SHORT PROBLEM: Repeat the data verbatim.

— Start EXERCISE MATERIAL —

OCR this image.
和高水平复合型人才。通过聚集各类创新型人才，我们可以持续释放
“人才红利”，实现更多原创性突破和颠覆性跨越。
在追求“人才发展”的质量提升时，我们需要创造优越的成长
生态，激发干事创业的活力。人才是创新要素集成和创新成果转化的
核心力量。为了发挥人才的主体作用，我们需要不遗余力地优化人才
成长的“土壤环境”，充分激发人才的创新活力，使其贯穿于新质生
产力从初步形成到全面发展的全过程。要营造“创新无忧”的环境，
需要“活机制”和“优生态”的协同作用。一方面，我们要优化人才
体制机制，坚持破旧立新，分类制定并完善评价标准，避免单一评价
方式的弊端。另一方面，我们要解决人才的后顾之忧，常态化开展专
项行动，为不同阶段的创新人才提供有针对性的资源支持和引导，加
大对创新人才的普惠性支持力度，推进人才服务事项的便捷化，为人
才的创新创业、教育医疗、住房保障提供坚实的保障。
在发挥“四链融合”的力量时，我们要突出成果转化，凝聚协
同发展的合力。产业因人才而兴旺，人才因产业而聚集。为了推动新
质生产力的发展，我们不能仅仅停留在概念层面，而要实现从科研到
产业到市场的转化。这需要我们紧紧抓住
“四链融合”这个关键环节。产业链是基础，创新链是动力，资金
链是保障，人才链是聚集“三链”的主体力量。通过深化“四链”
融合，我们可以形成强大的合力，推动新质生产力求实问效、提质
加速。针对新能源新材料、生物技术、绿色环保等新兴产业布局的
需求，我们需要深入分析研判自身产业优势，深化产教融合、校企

— End EXERCISE MATERIAL —

WRITTEN SOLUTION:
OCR this image.
和高水平复合型人才。通过聚集各类创新型人才，我们可以持续释放
“人才红利”，实现更多原创性突破和颠覆性跨越。
在追求“人才发展”的质量提升时，我们需要创造优越的成长
生态，激发干事创业的活力。人才是创新要素集成和创新成果转化的
核心力量。为了发挥人才的主体作用，我们需要不遗余力地优化人才
成长的“土壤环境”，充分激发人才的创新活力，使其贯穿于新质生
产力从初步形成到全面发展的全过程。要营造“创新无忧”的环境，
需要“活机制”和“优生态”的协同作用。一方面，我们要优化人才
体制机制，坚持破旧立新，分类制定并完善评价标准，避免单一评价
方式的弊端。另一方面，我们要解决人才的后顾之忧，常态化开展专
项行动，为不同阶段的创新人才提供有针对性的资源支持和引导，加
大对创新人才的普惠性支持力度，推进人才服务事项的便捷化，为人
才的创新创业、教育医疗、住房保障提供坚实的保障。
在发挥“四链融合”的力量时，我们要突出成果转化，凝聚协
同发展的合力。产业因人才而兴旺，人才因产业而聚集。为了推动新
质生产力的发展，我们不能仅仅停留在概念层面，而要实现从科研到
产业到市场的转化。这需要我们紧紧抓住
“四链融合”这个关键环节。产业链是基础，创新链是动力，资金
链是保障，人才链是聚集“三链”的主体力量。通过深化“四链”
融合，我们可以形成强大的合力，推动新质生产力求实问效、提质
加速。针对新能源新材料、生物技术、绿色环保等新兴产业布局的
需求，我们需要深入分析研判自身产业优势，深化产教融合、校企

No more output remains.